__JOB__: Below you will find a set of lines. Repeat them all exactly.

* START *

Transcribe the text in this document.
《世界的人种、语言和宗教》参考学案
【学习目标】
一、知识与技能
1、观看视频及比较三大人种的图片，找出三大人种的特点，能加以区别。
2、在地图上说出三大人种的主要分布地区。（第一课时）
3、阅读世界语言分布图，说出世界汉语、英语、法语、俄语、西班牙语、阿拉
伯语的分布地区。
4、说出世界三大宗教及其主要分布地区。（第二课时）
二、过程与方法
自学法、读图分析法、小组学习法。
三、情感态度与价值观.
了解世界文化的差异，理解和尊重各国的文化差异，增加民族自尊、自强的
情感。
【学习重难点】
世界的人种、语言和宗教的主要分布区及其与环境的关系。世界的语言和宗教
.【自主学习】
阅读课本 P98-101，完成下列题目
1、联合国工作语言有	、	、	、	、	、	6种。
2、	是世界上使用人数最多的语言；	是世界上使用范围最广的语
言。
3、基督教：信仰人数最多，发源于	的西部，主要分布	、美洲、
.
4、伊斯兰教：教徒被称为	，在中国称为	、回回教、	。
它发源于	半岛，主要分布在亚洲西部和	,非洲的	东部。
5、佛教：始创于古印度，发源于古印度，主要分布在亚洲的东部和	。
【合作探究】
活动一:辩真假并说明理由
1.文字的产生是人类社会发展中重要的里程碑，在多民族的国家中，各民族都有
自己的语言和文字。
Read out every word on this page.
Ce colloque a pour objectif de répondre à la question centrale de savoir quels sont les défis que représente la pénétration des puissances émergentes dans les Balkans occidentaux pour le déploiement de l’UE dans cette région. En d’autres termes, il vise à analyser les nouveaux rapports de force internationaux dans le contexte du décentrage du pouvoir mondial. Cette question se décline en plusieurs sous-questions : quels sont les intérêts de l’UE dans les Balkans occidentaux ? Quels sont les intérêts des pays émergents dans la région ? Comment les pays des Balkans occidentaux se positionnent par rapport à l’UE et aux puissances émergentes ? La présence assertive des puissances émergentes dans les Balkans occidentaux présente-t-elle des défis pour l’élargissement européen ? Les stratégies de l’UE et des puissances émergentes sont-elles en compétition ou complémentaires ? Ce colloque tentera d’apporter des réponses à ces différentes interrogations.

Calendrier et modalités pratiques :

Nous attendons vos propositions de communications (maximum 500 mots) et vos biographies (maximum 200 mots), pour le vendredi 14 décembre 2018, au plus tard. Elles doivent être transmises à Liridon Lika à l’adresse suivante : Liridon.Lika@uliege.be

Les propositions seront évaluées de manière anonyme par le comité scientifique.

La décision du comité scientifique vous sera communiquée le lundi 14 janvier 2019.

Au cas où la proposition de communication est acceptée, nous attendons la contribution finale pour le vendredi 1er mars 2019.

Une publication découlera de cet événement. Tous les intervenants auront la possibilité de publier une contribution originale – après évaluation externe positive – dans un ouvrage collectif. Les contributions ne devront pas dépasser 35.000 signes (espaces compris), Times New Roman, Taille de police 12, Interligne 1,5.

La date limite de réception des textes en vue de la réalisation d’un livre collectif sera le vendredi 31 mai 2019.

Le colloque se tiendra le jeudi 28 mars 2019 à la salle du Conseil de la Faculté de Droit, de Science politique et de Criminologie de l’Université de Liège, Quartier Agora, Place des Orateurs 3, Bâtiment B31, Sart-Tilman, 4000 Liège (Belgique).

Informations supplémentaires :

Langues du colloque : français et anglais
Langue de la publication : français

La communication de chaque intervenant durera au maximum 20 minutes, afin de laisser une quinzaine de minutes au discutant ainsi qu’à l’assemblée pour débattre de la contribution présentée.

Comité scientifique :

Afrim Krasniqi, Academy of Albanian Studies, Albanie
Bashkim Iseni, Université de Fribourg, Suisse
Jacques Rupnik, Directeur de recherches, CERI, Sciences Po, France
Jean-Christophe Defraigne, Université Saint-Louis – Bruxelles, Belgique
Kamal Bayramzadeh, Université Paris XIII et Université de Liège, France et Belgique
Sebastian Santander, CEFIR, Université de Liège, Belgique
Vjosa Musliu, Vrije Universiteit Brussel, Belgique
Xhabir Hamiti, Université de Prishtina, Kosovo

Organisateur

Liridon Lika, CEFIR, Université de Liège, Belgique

* END *

__TASK RESPONSE__:
Transcribe the text in this document.
《世界的人种、语言和宗教》参考学案
【学习目标】
一、知识与技能
1、观看视频及比较三大人种的图片，找出三大人种的特点，能加以区别。
2、在地图上说出三大人种的主要分布地区。（第一课时）
3、阅读世界语言分布图，说出世界汉语、英语、法语、俄语、西班牙语、阿拉
伯语的分布地区。
4、说出世界三大宗教及其主要分布地区。（第二课时）
二、过程与方法
自学法、读图分析法、小组学习法。
三、情感态度与价值观.
了解世界文化的差异，理解和尊重各国的文化差异，增加民族自尊、自强的
情感。
【学习重难点】
世界的人种、语言和宗教的主要分布区及其与环境的关系。世界的语言和宗教
.【自主学习】
阅读课本 P98-101，完成下列题目
1、联合国工作语言有	、	、	、	、	、	6种。
2、	是世界上使用人数最多的语言；	是世界上使用范围最广的语
言。
3、基督教：信仰人数最多，发源于	的西部，主要分布	、美洲、
.
4、伊斯兰教：教徒被称为	，在中国称为	、回回教、	。
它发源于	半岛，主要分布在亚洲西部和	,非洲的	东部。
5、佛教：始创于古印度，发源于古印度，主要分布在亚洲的东部和	。
【合作探究】
活动一:辩真假并说明理由
1.文字的产生是人类社会发展中重要的里程碑，在多民族的国家中，各民族都有
自己的语言和文字。
Read out every word on this page.
Ce colloque a pour objectif de répondre à la question centrale de savoir quels sont les défis que représente la pénétration des puissances émergentes dans les Balkans occidentaux pour le déploiement de l’UE dans cette région. En d’autres termes, il vise à analyser les nouveaux rapports de force internationaux dans le contexte du décentrage du pouvoir mondial. Cette question se décline en plusieurs sous-questions : quels sont les intérêts de l’UE dans les Balkans occidentaux ? Quels sont les intérêts des pays émergents dans la région ? Comment les pays des Balkans occidentaux se positionnent par rapport à l’UE et aux puissances émergentes ? La présence assertive des puissances émergentes dans les Balkans occidentaux présente-t-elle des défis pour l’élargissement européen ? Les stratégies de l’UE et des puissances émergentes sont-elles en compétition ou complémentaires ? Ce colloque tentera d’apporter des réponses à ces différentes interrogations.

Calendrier et modalités pratiques :

Nous attendons vos propositions de communications (maximum 500 mots) et vos biographies (maximum 200 mots), pour le vendredi 14 décembre 2018, au plus tard. Elles doivent être transmises à Liridon Lika à l’adresse suivante : Liridon.Lika@uliege.be

Les propositions seront évaluées de manière anonyme par le comité scientifique.

La décision du comité scientifique vous sera communiquée le lundi 14 janvier 2019.

Au cas où la proposition de communication est acceptée, nous attendons la contribution finale pour le vendredi 1er mars 2019.

Une publication découlera de cet événement. Tous les intervenants auront la possibilité de publier une contribution originale – après évaluation externe positive – dans un ouvrage collectif. Les contributions ne devront pas dépasser 35.000 signes (espaces compris), Times New Roman, Taille de police 12, Interligne 1,5.

La date limite de réception des textes en vue de la réalisation d’un livre collectif sera le vendredi 31 mai 2019.

Le colloque se tiendra le jeudi 28 mars 2019 à la salle du Conseil de la Faculté de Droit, de Science politique et de Criminologie de l’Université de Liège, Quartier Agora, Place des Orateurs 3, Bâtiment B31, Sart-Tilman, 4000 Liège (Belgique).

Informations supplémentaires :

Langues du colloque : français et anglais
Langue de la publication : français

La communication de chaque intervenant durera au maximum 20 minutes, afin de laisser une quinzaine de minutes au discutant ainsi qu’à l’assemblée pour débattre de la contribution présentée.

Comité scientifique :

Afrim Krasniqi, Academy of Albanian Studies, Albanie
Bashkim Iseni, Université de Fribourg, Suisse
Jacques Rupnik, Directeur de recherches, CERI, Sciences Po, France
Jean-Christophe Defraigne, Université Saint-Louis – Bruxelles, Belgique
Kamal Bayramzadeh, Université Paris XIII et Université de Liège, France et Belgique
Sebastian Santander, CEFIR, Université de Liège, Belgique
Vjosa Musliu, Vrije Universiteit Brussel, Belgique
Xhabir Hamiti, Université de Prishtina, Kosovo

Organisateur

Liridon Lika, CEFIR, Université de Liège, Belgique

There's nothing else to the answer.